(Beginning of DATASET RECORDS)
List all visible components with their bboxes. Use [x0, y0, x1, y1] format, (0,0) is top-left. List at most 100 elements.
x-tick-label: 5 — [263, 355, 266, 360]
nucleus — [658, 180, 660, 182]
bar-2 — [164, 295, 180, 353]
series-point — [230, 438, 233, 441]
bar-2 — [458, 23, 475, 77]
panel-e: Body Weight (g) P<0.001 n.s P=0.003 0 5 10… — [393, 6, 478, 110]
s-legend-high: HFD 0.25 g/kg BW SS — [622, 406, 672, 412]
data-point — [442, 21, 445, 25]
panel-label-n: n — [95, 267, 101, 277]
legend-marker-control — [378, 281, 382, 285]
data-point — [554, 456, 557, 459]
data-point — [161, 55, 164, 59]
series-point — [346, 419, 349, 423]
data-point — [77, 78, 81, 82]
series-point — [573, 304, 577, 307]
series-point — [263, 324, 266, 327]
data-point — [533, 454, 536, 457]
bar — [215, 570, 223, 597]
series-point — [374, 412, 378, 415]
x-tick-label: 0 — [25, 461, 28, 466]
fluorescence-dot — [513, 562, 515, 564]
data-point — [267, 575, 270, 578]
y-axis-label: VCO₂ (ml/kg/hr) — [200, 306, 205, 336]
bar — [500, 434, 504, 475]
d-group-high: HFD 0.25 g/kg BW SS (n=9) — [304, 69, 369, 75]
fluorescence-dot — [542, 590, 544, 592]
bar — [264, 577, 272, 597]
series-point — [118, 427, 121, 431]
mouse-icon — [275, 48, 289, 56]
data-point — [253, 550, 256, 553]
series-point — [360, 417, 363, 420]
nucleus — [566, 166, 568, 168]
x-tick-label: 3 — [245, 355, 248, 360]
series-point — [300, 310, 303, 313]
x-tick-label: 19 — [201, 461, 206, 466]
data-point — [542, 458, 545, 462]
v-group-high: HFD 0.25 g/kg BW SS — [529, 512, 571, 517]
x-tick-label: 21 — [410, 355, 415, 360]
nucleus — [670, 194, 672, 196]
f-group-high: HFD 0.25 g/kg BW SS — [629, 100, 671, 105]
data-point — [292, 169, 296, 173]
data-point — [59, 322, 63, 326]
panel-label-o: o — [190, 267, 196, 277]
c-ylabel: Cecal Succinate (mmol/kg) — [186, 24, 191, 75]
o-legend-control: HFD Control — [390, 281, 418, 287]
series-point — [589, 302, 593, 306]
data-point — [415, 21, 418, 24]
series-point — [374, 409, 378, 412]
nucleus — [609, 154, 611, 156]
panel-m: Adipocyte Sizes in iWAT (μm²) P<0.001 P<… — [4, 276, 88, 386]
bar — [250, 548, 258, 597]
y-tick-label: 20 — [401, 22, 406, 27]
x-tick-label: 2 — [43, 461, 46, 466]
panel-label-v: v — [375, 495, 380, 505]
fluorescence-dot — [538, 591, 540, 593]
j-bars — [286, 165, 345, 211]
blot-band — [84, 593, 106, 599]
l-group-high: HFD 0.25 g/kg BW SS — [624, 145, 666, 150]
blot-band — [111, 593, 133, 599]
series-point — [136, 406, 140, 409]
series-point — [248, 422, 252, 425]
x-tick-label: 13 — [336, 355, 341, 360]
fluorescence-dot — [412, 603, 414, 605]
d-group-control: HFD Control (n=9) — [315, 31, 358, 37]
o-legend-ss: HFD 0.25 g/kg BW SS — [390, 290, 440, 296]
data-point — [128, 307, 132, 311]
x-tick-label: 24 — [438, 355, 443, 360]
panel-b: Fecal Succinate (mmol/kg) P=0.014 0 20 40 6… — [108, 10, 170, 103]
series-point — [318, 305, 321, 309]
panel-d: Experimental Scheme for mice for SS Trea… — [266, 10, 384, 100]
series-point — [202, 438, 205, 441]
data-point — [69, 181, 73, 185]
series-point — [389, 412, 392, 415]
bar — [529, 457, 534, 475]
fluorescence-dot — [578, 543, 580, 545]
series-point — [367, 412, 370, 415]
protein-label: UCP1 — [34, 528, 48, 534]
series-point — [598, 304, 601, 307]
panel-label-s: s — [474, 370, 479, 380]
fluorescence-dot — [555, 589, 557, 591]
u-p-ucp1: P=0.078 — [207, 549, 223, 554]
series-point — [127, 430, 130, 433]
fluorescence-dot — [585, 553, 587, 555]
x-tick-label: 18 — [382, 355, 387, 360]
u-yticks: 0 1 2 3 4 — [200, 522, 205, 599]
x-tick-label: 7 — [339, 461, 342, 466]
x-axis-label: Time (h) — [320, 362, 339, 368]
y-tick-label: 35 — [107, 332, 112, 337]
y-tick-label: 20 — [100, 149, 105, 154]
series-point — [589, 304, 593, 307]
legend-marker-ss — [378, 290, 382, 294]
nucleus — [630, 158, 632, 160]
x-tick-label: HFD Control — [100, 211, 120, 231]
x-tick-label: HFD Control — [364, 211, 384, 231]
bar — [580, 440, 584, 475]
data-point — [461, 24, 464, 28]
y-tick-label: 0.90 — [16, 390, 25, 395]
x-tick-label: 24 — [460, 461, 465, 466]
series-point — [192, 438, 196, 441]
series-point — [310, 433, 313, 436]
(End of DATASET RECORDS)
WORK INSTRUCTIONS – Copy each line of the preceding material that contains "high".

YOUR RESPONSE –
s-legend-high: HFD 0.25 g/kg BW SS — [622, 406, 672, 412]
d-group-high: HFD 0.25 g/kg BW SS (n=9) — [304, 69, 369, 75]
v-group-high: HFD 0.25 g/kg BW SS — [529, 512, 571, 517]
f-group-high: HFD 0.25 g/kg BW SS — [629, 100, 671, 105]
l-group-high: HFD 0.25 g/kg BW SS — [624, 145, 666, 150]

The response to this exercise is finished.